>> BEGIN Data to process

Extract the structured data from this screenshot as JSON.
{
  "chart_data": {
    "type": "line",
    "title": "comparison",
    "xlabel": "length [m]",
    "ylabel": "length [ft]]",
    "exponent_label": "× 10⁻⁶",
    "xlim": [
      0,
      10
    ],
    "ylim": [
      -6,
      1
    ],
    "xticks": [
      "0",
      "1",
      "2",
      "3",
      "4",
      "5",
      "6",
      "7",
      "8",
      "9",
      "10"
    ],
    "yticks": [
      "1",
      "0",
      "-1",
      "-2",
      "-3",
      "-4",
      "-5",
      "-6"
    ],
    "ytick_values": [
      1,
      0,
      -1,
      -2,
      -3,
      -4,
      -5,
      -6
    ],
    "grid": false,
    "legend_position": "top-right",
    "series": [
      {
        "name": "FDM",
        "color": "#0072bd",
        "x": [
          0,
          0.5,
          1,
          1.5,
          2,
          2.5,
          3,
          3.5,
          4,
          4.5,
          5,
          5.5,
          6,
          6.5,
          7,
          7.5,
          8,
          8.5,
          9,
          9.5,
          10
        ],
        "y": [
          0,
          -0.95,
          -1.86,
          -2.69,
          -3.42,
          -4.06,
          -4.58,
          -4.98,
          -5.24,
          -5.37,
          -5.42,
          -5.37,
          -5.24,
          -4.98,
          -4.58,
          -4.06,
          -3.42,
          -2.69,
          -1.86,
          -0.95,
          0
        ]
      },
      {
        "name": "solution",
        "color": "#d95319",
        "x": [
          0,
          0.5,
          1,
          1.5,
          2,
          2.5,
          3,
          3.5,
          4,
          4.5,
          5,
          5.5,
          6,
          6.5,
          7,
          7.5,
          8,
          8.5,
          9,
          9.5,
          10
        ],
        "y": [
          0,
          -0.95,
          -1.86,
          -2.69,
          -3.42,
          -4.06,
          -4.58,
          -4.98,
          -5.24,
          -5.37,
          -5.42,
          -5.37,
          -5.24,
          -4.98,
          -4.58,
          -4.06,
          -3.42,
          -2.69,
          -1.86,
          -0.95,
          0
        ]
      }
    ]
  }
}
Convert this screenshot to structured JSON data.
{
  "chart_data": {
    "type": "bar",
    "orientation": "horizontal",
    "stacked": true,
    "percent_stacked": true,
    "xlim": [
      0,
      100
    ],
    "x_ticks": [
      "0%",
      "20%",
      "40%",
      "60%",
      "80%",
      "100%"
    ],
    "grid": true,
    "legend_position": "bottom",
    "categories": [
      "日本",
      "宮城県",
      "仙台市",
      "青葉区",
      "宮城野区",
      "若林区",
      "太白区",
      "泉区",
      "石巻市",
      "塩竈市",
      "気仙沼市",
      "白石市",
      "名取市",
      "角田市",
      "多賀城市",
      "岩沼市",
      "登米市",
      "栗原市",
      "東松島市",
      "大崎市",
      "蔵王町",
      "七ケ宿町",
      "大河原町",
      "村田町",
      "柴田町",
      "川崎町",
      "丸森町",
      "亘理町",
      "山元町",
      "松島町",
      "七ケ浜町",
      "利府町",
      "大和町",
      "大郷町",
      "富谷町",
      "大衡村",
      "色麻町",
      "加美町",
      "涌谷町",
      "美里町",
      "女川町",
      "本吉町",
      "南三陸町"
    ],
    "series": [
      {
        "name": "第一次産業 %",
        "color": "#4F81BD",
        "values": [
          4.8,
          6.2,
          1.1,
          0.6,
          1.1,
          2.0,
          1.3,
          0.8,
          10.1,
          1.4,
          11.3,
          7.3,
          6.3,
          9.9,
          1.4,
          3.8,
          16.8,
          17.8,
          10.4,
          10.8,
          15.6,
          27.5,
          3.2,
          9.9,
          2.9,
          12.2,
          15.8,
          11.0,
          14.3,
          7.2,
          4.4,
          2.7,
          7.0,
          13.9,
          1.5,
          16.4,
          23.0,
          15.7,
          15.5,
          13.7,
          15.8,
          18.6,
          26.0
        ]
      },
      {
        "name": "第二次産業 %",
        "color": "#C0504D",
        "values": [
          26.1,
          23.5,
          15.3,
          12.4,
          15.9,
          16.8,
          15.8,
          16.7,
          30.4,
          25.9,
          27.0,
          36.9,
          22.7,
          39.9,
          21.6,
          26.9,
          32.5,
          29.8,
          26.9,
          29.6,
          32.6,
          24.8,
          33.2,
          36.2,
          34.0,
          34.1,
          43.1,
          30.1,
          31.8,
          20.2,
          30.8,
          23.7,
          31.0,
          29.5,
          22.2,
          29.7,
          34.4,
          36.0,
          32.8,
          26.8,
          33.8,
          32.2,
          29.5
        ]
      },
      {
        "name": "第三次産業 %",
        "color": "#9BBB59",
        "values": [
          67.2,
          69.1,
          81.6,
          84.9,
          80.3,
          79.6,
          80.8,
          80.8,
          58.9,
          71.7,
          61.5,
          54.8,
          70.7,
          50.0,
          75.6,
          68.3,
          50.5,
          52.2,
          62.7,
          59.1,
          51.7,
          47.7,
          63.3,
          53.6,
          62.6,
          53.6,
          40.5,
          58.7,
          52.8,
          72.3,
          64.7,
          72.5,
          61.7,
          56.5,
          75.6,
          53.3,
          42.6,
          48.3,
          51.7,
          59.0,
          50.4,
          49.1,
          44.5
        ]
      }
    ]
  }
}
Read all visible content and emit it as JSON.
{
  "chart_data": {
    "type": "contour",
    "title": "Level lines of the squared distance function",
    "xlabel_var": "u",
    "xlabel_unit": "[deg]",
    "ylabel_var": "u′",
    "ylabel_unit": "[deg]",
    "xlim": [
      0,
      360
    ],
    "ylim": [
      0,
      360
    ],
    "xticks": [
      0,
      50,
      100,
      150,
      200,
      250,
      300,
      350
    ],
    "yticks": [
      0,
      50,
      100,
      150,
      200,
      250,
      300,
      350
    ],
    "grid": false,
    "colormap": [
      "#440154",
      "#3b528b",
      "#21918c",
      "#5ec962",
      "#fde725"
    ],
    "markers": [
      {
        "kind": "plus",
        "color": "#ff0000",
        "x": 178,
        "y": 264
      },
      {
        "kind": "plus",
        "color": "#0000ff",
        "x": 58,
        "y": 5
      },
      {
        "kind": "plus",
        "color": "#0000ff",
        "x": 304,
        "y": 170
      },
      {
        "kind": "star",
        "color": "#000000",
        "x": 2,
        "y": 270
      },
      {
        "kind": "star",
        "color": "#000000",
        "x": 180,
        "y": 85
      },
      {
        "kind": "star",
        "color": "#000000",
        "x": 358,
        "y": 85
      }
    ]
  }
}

>> END Data to process

## What to do
State how many lines in the entries above include the word "JSON"; reply with the number alone.

## Solution
3